### SET TASK
Here are records with pictures in them. Copy all of them exactly and leave the pictures out.

:: GIVEN DATA ::

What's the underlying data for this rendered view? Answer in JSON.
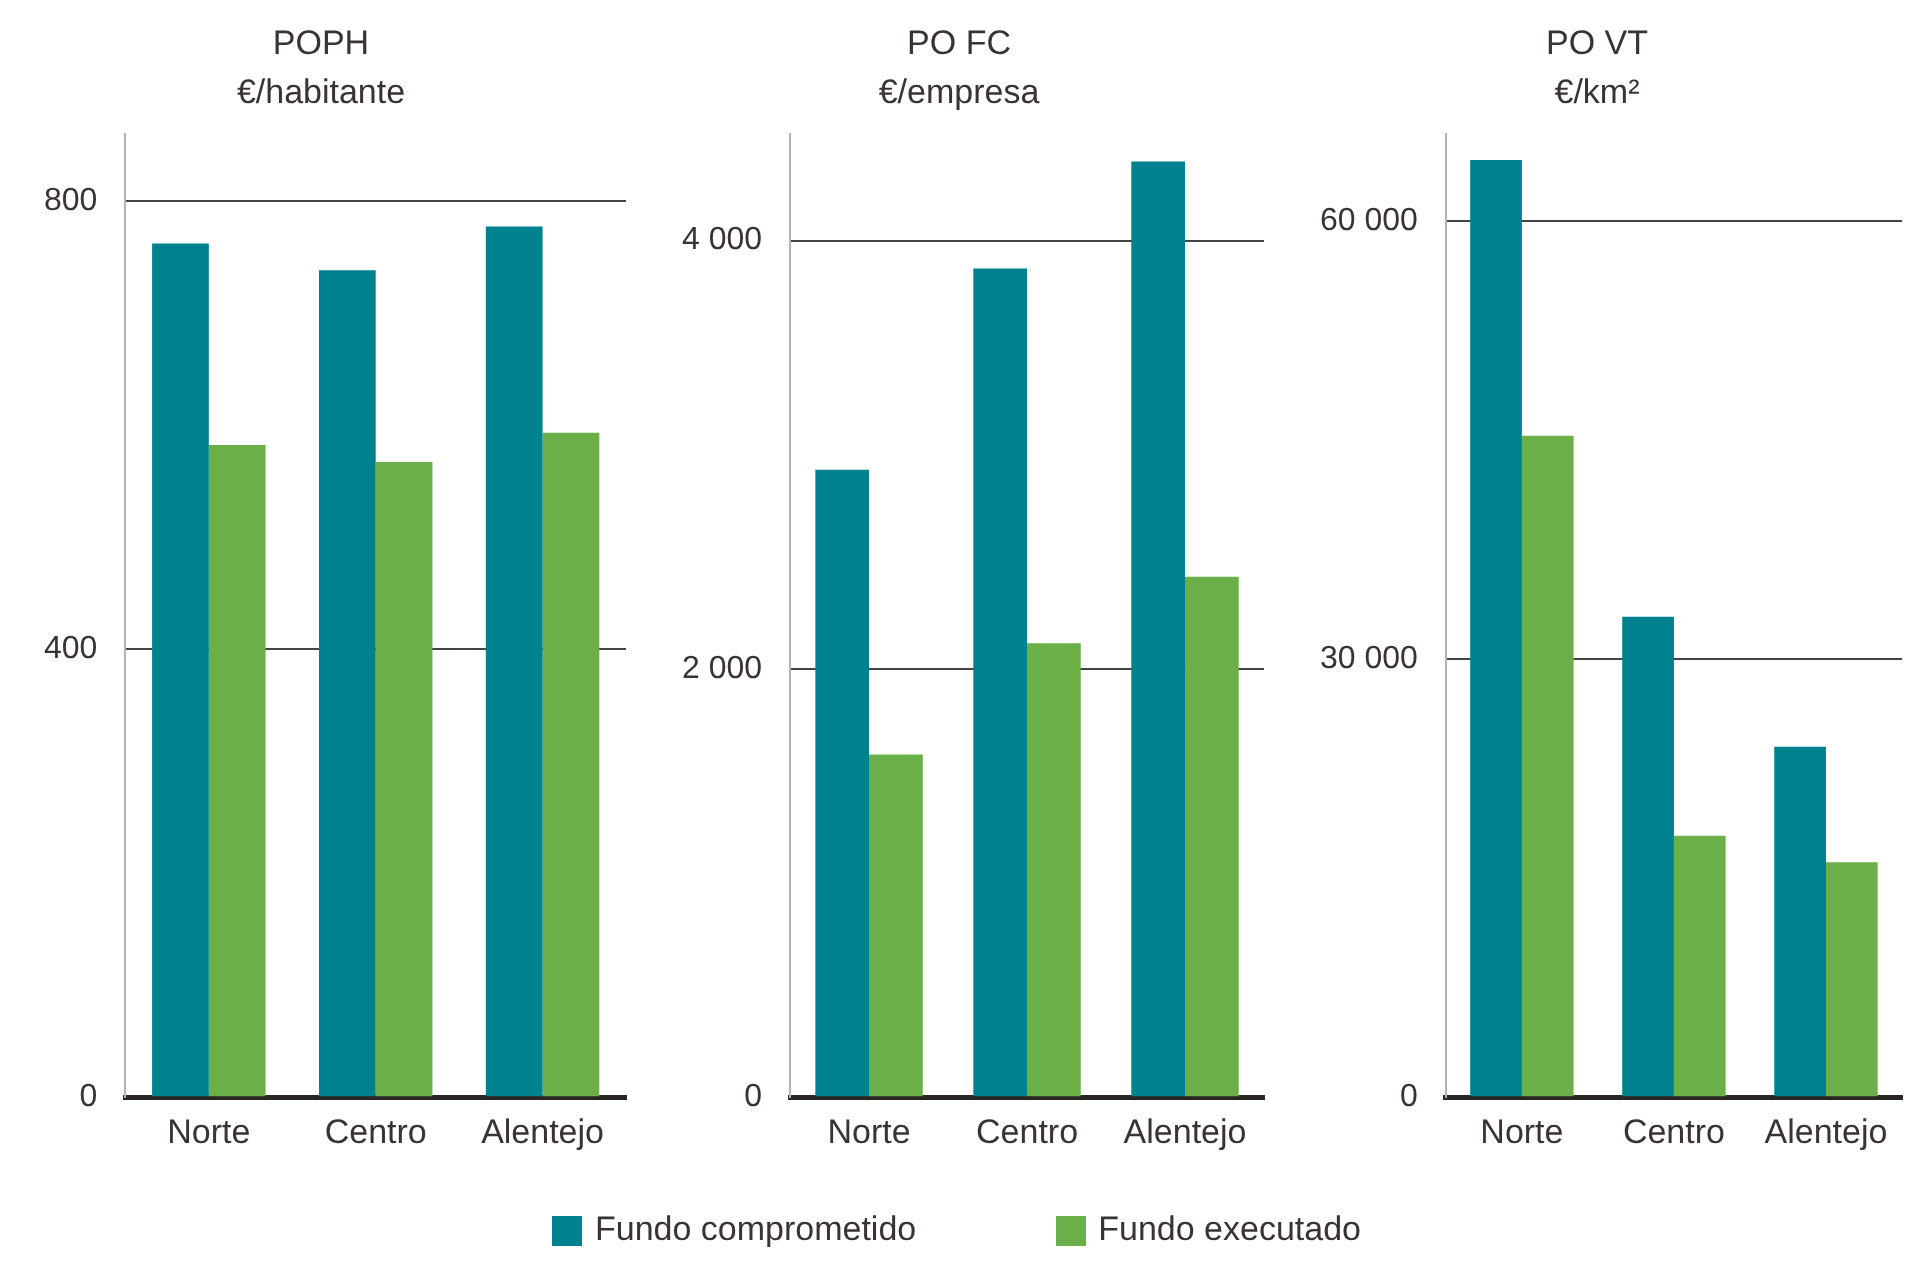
{
  "chart_data": [
    {
      "type": "bar",
      "title": "POPH",
      "subtitle": "€/habitante",
      "categories": [
        "Norte",
        "Centro",
        "Alentejo"
      ],
      "series": [
        {
          "name": "Fundo comprometido",
          "color": "#00818f",
          "values": [
            762,
            738,
            777
          ]
        },
        {
          "name": "Fundo executado",
          "color": "#6aaf48",
          "values": [
            582,
            567,
            593
          ]
        }
      ],
      "ylim": [
        0,
        860
      ],
      "yticks": [
        0,
        400,
        800
      ],
      "grid": "y",
      "legend": "bottom"
    },
    {
      "type": "bar",
      "title": "PO FC",
      "subtitle": "€/empresa",
      "categories": [
        "Norte",
        "Centro",
        "Alentejo"
      ],
      "series": [
        {
          "color": "#00818f",
          "values": [
            2930,
            3870,
            4370
          ]
        },
        {
          "color": "#6aaf48",
          "values": [
            1600,
            2120,
            2430
          ]
        }
      ],
      "ylim": [
        0,
        4500
      ],
      "yticks": [
        0,
        {
          "value": 2000,
          "label": "2 000"
        },
        {
          "value": 4000,
          "label": "4 000"
        }
      ],
      "grid": "y"
    },
    {
      "type": "bar",
      "title": "PO VT",
      "subtitle": "€/km²",
      "categories": [
        "Norte",
        "Centro",
        "Alentejo"
      ],
      "series": [
        {
          "color": "#00818f",
          "values": [
            64200,
            32900,
            24000
          ]
        },
        {
          "color": "#6aaf48",
          "values": [
            45300,
            17900,
            16100
          ]
        }
      ],
      "ylim": [
        0,
        66000
      ],
      "yticks": [
        0,
        {
          "value": 30000,
          "label": "30 000"
        },
        {
          "value": 60000,
          "label": "60 000"
        }
      ],
      "grid": "y"
    }
  ]
}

:::

### RESPONSE FOR THIS EXERCISE
What's the underlying data for this rendered view? Answer in JSON.
{
  "chart_data": [
    {
      "type": "bar",
      "title": "POPH",
      "subtitle": "€/habitante",
      "categories": [
        "Norte",
        "Centro",
        "Alentejo"
      ],
      "series": [
        {
          "name": "Fundo comprometido",
          "color": "#00818f",
          "values": [
            762,
            738,
            777
          ]
        },
        {
          "name": "Fundo executado",
          "color": "#6aaf48",
          "values": [
            582,
            567,
            593
          ]
        }
      ],
      "ylim": [
        0,
        860
      ],
      "yticks": [
        0,
        400,
        800
      ],
      "grid": "y",
      "legend": "bottom"
    },
    {
      "type": "bar",
      "title": "PO FC",
      "subtitle": "€/empresa",
      "categories": [
        "Norte",
        "Centro",
        "Alentejo"
      ],
      "series": [
        {
          "color": "#00818f",
          "values": [
            2930,
            3870,
            4370
          ]
        },
        {
          "color": "#6aaf48",
          "values": [
            1600,
            2120,
            2430
          ]
        }
      ],
      "ylim": [
        0,
        4500
      ],
      "yticks": [
        0,
        {
          "value": 2000,
          "label": "2 000"
        },
        {
          "value": 4000,
          "label": "4 000"
        }
      ],
      "grid": "y"
    },
    {
      "type": "bar",
      "title": "PO VT",
      "subtitle": "€/km²",
      "categories": [
        "Norte",
        "Centro",
        "Alentejo"
      ],
      "series": [
        {
          "color": "#00818f",
          "values": [
            64200,
            32900,
            24000
          ]
        },
        {
          "color": "#6aaf48",
          "values": [
            45300,
            17900,
            16100
          ]
        }
      ],
      "ylim": [
        0,
        66000
      ],
      "yticks": [
        0,
        {
          "value": 30000,
          "label": "30 000"
        },
        {
          "value": 60000,
          "label": "60 000"
        }
      ],
      "grid": "y"
    }
  ]
}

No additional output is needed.